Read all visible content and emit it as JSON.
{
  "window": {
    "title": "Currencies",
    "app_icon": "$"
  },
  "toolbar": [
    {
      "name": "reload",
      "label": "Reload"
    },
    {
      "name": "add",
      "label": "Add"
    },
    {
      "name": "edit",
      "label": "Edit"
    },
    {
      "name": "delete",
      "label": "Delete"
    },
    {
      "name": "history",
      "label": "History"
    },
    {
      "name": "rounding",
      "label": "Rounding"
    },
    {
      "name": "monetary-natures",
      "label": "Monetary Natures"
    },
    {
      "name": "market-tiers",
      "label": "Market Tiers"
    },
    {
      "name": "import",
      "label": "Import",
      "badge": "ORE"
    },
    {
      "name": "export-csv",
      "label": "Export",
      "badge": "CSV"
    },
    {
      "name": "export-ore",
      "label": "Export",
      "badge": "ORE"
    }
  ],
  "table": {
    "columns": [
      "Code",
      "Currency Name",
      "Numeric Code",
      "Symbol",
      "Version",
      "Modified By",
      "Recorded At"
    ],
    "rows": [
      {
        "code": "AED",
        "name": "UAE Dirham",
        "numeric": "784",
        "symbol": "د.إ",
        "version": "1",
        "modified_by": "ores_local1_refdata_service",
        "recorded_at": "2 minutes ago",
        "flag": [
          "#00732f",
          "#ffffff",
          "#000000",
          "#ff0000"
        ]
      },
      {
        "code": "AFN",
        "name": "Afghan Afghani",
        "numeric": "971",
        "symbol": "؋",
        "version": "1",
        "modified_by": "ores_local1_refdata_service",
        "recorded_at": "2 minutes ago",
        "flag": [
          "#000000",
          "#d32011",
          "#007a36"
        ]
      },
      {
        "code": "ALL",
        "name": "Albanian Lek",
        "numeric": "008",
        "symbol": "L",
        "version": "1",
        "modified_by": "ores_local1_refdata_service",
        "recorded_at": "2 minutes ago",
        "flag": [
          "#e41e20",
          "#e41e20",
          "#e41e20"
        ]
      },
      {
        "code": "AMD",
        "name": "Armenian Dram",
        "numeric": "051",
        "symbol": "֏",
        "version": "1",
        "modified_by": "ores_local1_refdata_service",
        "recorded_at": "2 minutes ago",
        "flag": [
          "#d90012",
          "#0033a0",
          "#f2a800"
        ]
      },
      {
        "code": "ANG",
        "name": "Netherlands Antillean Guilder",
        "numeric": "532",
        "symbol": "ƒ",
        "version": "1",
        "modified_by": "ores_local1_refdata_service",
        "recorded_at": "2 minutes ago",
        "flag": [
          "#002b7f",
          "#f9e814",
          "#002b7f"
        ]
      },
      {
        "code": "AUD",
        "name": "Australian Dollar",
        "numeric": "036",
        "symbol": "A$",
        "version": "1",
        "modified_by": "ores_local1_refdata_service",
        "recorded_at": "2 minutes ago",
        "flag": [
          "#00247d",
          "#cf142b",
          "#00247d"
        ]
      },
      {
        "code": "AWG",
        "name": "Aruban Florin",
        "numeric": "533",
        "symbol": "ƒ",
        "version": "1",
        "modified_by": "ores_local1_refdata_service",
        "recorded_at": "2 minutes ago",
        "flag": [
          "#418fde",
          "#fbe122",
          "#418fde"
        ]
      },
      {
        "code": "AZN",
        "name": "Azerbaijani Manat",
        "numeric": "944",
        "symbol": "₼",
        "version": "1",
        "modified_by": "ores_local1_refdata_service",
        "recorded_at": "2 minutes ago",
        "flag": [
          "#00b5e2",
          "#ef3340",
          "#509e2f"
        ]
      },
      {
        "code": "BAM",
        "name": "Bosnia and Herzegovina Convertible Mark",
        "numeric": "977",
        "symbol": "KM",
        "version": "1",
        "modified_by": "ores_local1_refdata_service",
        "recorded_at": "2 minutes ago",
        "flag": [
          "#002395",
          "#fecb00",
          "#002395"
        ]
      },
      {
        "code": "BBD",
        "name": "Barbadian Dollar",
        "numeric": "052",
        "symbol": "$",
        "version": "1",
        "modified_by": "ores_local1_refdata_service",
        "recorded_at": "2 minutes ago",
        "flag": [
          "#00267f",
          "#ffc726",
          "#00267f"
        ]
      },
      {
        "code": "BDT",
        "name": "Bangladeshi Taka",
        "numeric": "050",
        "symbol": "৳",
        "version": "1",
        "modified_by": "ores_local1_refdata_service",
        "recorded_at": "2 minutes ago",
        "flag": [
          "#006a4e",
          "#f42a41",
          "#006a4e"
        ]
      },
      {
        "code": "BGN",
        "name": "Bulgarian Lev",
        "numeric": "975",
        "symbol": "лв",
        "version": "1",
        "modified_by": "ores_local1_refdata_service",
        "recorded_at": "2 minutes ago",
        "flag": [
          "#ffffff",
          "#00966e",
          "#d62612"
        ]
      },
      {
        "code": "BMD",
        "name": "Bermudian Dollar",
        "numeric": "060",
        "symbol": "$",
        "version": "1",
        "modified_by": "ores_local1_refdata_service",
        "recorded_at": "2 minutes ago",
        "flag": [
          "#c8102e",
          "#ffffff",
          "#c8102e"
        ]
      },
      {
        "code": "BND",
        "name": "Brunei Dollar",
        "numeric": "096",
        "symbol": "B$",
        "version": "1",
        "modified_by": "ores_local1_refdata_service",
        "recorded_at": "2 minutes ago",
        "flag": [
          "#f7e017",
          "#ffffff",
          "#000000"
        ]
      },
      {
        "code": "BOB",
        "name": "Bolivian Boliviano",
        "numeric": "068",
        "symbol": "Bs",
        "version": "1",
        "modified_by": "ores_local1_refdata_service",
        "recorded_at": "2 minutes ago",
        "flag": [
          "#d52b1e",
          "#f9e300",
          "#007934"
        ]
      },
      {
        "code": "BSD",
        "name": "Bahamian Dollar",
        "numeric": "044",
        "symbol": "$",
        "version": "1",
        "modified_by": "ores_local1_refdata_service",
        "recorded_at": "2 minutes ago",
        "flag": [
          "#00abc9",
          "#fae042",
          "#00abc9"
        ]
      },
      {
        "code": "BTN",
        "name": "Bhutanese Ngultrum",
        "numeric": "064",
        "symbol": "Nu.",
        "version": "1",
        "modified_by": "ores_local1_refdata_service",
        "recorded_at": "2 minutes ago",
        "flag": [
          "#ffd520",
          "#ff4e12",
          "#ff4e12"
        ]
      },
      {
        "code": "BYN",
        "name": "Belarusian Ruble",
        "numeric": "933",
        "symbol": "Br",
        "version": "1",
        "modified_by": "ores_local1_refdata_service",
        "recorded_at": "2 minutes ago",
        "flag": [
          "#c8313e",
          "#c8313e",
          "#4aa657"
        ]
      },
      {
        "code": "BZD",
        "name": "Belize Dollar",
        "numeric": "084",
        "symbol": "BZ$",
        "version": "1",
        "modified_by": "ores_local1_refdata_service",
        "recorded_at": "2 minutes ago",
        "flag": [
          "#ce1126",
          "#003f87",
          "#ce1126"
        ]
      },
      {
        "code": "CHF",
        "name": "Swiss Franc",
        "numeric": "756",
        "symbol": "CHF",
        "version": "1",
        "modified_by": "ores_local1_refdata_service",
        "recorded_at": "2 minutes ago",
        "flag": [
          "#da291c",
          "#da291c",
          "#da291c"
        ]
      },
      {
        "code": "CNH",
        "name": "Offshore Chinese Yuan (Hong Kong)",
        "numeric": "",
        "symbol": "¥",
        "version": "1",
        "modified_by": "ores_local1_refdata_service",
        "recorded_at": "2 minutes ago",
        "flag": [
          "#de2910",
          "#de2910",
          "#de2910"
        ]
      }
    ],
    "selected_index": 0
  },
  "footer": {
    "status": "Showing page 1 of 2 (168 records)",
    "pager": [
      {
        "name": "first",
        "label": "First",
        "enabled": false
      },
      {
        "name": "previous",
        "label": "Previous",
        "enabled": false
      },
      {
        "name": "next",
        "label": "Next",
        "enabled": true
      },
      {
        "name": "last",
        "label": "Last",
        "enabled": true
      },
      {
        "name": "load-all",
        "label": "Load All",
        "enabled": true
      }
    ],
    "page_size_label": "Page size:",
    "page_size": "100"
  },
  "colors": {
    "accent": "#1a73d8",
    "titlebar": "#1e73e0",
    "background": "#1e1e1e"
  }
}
● ● ● ● ●
| EXERCISE DESCRIPTION |
From the data, pick out every line that includes "Dollar".

| SOLUTION FOR THIS TASK |
        "name": "Australian Dollar",
        "name": "Barbadian Dollar",
        "name": "Bermudian Dollar",
        "name": "Brunei Dollar",
        "name": "Bahamian Dollar",
        "name": "Belize Dollar",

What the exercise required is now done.